>> Begin Material provided
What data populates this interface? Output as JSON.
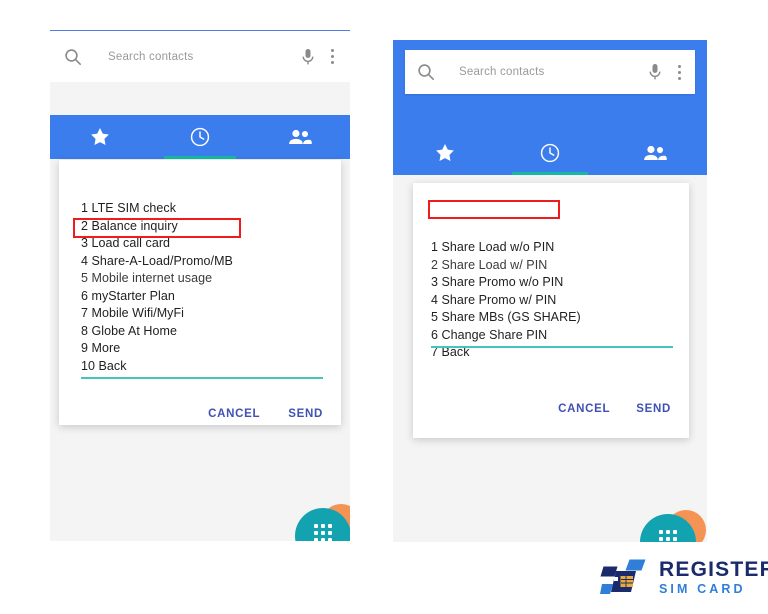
{
  "page": {
    "background": "#ffffff",
    "accent_blue": "#3b7ded",
    "accent_teal": "#13a3b0",
    "divider_teal": "#44c4bb",
    "highlight_red": "#ee1c1c",
    "action_blue": "#3f51b5"
  },
  "phones": [
    {
      "id": "left",
      "search": {
        "placeholder": "Search contacts",
        "search_icon": "search-icon",
        "mic_icon": "microphone-icon",
        "overflow_icon": "overflow-menu-icon"
      },
      "tabs": [
        {
          "name": "favorites",
          "icon": "star-icon",
          "selected": false
        },
        {
          "name": "recents",
          "icon": "clock-icon",
          "selected": true
        },
        {
          "name": "contacts",
          "icon": "people-icon",
          "selected": false
        }
      ],
      "dialog": {
        "items": [
          "1 LTE SIM check",
          "2 Balance inquiry",
          "3 Load call card",
          "4 Share-A-Load/Promo/MB",
          "5 Mobile internet usage",
          "6 myStarter Plan",
          "7 Mobile Wifi/MyFi",
          "8 Globe At Home",
          "9 More",
          "10 Back"
        ],
        "highlighted_index": 3,
        "cancel_label": "CANCEL",
        "send_label": "SEND"
      },
      "fab": {
        "icon": "dialpad-icon"
      }
    },
    {
      "id": "right",
      "search": {
        "placeholder": "Search contacts",
        "search_icon": "search-icon",
        "mic_icon": "microphone-icon",
        "overflow_icon": "overflow-menu-icon"
      },
      "tabs": [
        {
          "name": "favorites",
          "icon": "star-icon",
          "selected": false
        },
        {
          "name": "recents",
          "icon": "clock-icon",
          "selected": true
        },
        {
          "name": "contacts",
          "icon": "people-icon",
          "selected": false
        }
      ],
      "dialog": {
        "items": [
          "1 Share Load w/o PIN",
          "2 Share Load w/ PIN",
          "3 Share Promo w/o PIN",
          "4 Share Promo w/ PIN",
          "5 Share MBs (GS SHARE)",
          "6 Change Share PIN",
          "7 Back"
        ],
        "highlighted_index": 0,
        "cancel_label": "CANCEL",
        "send_label": "SEND"
      },
      "fab": {
        "icon": "dialpad-icon"
      }
    }
  ],
  "logo": {
    "icon": "sim-card-icon",
    "title": "REGISTER",
    "subtitle": "SIM CARD"
  }
}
>> End Material provided
▸ Directive: Every line of the data should be copied as it stands, without the images.

▸ Solution to the exercise:
What data populates this interface? Output as JSON.
{
  "page": {
    "background": "#ffffff",
    "accent_blue": "#3b7ded",
    "accent_teal": "#13a3b0",
    "divider_teal": "#44c4bb",
    "highlight_red": "#ee1c1c",
    "action_blue": "#3f51b5"
  },
  "phones": [
    {
      "id": "left",
      "search": {
        "placeholder": "Search contacts",
        "search_icon": "search-icon",
        "mic_icon": "microphone-icon",
        "overflow_icon": "overflow-menu-icon"
      },
      "tabs": [
        {
          "name": "favorites",
          "icon": "star-icon",
          "selected": false
        },
        {
          "name": "recents",
          "icon": "clock-icon",
          "selected": true
        },
        {
          "name": "contacts",
          "icon": "people-icon",
          "selected": false
        }
      ],
      "dialog": {
        "items": [
          "1 LTE SIM check",
          "2 Balance inquiry",
          "3 Load call card",
          "4 Share-A-Load/Promo/MB",
          "5 Mobile internet usage",
          "6 myStarter Plan",
          "7 Mobile Wifi/MyFi",
          "8 Globe At Home",
          "9 More",
          "10 Back"
        ],
        "highlighted_index": 3,
        "cancel_label": "CANCEL",
        "send_label": "SEND"
      },
      "fab": {
        "icon": "dialpad-icon"
      }
    },
    {
      "id": "right",
      "search": {
        "placeholder": "Search contacts",
        "search_icon": "search-icon",
        "mic_icon": "microphone-icon",
        "overflow_icon": "overflow-menu-icon"
      },
      "tabs": [
        {
          "name": "favorites",
          "icon": "star-icon",
          "selected": false
        },
        {
          "name": "recents",
          "icon": "clock-icon",
          "selected": true
        },
        {
          "name": "contacts",
          "icon": "people-icon",
          "selected": false
        }
      ],
      "dialog": {
        "items": [
          "1 Share Load w/o PIN",
          "2 Share Load w/ PIN",
          "3 Share Promo w/o PIN",
          "4 Share Promo w/ PIN",
          "5 Share MBs (GS SHARE)",
          "6 Change Share PIN",
          "7 Back"
        ],
        "highlighted_index": 0,
        "cancel_label": "CANCEL",
        "send_label": "SEND"
      },
      "fab": {
        "icon": "dialpad-icon"
      }
    }
  ],
  "logo": {
    "icon": "sim-card-icon",
    "title": "REGISTER",
    "subtitle": "SIM CARD"
  }
}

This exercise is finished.